### [Data shown]
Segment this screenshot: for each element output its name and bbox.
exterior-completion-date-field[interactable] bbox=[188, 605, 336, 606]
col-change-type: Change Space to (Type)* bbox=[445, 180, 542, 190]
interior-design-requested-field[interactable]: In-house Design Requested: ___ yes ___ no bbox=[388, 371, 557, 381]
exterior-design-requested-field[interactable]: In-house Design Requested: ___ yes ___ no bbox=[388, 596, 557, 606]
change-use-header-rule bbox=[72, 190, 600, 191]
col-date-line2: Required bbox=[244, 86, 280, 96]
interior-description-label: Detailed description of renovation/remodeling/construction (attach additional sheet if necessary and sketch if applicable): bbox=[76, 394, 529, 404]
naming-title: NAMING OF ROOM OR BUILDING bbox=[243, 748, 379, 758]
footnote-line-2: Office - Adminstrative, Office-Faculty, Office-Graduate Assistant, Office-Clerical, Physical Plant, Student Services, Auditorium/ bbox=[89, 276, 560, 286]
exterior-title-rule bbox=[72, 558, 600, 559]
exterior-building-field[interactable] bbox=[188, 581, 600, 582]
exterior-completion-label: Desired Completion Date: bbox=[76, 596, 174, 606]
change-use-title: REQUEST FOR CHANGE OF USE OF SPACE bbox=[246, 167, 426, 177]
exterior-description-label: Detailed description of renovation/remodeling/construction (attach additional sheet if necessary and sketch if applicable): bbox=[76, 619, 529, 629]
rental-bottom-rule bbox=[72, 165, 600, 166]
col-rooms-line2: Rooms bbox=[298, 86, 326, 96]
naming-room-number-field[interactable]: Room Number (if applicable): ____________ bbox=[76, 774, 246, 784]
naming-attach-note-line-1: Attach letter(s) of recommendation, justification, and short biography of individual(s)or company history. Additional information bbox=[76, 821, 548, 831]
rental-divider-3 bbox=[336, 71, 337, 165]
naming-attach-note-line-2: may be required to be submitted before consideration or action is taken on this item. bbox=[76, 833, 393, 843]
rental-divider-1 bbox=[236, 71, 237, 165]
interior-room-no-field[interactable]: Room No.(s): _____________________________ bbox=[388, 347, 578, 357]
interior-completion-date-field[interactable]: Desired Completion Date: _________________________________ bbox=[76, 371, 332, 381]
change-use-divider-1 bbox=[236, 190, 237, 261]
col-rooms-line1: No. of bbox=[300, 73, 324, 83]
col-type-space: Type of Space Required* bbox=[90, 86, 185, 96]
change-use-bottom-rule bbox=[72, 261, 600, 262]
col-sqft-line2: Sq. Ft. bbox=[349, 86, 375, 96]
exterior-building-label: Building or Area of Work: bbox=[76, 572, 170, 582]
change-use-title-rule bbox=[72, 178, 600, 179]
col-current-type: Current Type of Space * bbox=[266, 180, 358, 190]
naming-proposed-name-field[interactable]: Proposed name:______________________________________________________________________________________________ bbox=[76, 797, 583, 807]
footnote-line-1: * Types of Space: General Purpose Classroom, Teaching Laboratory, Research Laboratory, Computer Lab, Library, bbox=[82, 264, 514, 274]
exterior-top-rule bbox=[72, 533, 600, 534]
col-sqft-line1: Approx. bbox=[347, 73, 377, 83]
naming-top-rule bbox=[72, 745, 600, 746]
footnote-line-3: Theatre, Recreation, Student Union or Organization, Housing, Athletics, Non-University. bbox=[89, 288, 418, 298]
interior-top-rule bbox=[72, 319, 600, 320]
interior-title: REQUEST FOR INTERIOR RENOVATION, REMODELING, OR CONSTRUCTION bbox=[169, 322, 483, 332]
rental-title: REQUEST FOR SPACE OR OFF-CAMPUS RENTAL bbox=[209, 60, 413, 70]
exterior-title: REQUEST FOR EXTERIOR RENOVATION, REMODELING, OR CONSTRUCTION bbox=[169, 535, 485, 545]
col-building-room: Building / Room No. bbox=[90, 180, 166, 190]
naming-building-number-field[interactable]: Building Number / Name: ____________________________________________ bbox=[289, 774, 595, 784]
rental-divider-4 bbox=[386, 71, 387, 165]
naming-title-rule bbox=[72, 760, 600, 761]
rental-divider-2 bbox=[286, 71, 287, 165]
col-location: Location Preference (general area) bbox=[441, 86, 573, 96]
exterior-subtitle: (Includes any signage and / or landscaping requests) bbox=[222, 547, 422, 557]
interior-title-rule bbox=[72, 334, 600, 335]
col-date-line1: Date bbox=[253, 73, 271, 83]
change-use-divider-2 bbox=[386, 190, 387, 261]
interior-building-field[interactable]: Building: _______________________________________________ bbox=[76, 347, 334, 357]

### [Exercise instructions]
Print the records verbatim, from the first line through the line that holds "naming-title: NAMING OF", inclusive.

### [Exercise output]
Segment this screenshot: for each element output its name and bbox.
exterior-completion-date-field[interactable] bbox=[188, 605, 336, 606]
col-change-type: Change Space to (Type)* bbox=[445, 180, 542, 190]
interior-design-requested-field[interactable]: In-house Design Requested: ___ yes ___ no bbox=[388, 371, 557, 381]
exterior-design-requested-field[interactable]: In-house Design Requested: ___ yes ___ no bbox=[388, 596, 557, 606]
change-use-header-rule bbox=[72, 190, 600, 191]
col-date-line2: Required bbox=[244, 86, 280, 96]
interior-description-label: Detailed description of renovation/remodeling/construction (attach additional sheet if necessary and sketch if applicable): bbox=[76, 394, 529, 404]
naming-title: NAMING OF ROOM OR BUILDING bbox=[243, 748, 379, 758]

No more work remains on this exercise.